PROMPT =>
Among the records below, find each line that includes the string "text" and copy it.

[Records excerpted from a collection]
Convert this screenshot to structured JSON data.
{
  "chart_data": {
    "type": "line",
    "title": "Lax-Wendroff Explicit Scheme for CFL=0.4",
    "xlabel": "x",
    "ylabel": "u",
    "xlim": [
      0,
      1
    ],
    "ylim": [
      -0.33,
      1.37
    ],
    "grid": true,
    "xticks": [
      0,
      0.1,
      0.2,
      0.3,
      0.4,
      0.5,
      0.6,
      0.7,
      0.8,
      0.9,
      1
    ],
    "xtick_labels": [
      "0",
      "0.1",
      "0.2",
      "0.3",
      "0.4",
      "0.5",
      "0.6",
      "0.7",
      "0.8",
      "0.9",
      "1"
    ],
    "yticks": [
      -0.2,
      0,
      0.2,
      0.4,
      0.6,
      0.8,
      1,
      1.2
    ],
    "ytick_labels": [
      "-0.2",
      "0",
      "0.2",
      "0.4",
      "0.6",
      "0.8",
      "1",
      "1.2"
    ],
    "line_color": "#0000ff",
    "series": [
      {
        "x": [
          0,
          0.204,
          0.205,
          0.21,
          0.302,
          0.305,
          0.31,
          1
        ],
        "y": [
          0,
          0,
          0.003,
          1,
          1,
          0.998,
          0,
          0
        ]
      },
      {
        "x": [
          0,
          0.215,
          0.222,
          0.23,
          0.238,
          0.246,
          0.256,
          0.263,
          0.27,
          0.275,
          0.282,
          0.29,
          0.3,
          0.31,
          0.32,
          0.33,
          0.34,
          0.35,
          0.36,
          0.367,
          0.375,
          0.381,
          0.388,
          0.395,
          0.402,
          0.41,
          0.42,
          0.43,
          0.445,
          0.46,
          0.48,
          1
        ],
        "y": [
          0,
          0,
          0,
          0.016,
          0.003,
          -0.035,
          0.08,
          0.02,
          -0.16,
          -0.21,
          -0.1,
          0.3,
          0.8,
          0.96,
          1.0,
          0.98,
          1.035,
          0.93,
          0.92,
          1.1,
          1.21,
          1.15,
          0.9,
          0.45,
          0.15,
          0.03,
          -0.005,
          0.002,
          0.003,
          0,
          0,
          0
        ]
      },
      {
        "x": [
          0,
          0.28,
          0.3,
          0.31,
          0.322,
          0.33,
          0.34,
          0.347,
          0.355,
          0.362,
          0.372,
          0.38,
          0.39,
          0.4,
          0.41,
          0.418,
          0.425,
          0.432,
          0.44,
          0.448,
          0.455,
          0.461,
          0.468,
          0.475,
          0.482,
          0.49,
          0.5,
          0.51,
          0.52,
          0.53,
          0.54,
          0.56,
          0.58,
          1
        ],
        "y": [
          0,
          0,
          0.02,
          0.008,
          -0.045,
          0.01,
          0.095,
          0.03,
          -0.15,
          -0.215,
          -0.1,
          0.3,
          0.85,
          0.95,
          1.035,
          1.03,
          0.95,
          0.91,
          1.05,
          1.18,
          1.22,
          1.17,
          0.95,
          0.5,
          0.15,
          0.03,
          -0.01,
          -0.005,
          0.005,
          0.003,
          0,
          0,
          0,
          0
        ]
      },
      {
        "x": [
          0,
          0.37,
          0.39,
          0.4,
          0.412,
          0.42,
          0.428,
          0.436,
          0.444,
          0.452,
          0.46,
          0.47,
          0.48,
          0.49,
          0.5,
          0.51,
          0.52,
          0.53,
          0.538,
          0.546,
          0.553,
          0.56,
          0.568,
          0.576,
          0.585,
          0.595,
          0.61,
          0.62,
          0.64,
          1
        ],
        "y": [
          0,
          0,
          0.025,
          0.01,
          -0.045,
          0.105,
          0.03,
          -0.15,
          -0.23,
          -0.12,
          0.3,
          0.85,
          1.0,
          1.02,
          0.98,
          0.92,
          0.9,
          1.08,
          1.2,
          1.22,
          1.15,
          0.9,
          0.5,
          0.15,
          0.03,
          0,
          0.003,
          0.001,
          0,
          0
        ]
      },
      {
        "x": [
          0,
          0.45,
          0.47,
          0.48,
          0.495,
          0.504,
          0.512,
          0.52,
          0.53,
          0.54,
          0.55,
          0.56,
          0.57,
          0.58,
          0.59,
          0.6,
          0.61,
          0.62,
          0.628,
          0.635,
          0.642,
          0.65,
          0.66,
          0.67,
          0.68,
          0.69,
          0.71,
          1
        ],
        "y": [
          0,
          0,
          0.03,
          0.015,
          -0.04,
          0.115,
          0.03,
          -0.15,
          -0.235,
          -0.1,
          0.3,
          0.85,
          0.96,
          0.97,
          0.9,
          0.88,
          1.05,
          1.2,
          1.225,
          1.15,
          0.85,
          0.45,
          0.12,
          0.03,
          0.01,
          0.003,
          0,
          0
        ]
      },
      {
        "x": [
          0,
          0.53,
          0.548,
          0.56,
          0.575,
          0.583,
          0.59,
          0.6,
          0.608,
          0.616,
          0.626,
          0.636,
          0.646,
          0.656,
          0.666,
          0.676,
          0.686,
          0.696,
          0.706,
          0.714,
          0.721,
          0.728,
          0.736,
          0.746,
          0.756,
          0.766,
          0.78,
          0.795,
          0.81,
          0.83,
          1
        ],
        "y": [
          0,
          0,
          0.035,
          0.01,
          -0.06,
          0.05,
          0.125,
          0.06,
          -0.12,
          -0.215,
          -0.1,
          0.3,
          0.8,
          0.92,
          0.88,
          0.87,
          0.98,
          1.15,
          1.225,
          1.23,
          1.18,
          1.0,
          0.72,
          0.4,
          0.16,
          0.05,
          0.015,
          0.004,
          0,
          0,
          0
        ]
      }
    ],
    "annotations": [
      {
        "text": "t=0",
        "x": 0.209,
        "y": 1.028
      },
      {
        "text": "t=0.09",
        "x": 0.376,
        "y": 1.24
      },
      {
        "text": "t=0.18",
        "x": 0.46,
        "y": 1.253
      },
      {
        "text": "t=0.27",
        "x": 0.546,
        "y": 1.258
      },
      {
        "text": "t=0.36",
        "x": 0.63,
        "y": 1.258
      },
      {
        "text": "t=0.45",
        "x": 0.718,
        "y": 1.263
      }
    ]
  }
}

TASK ANSWER =>
        "text": "t=0",
        "text": "t=0.09",
        "text": "t=0.18",
        "text": "t=0.27",
        "text": "t=0.36",
        "text": "t=0.45",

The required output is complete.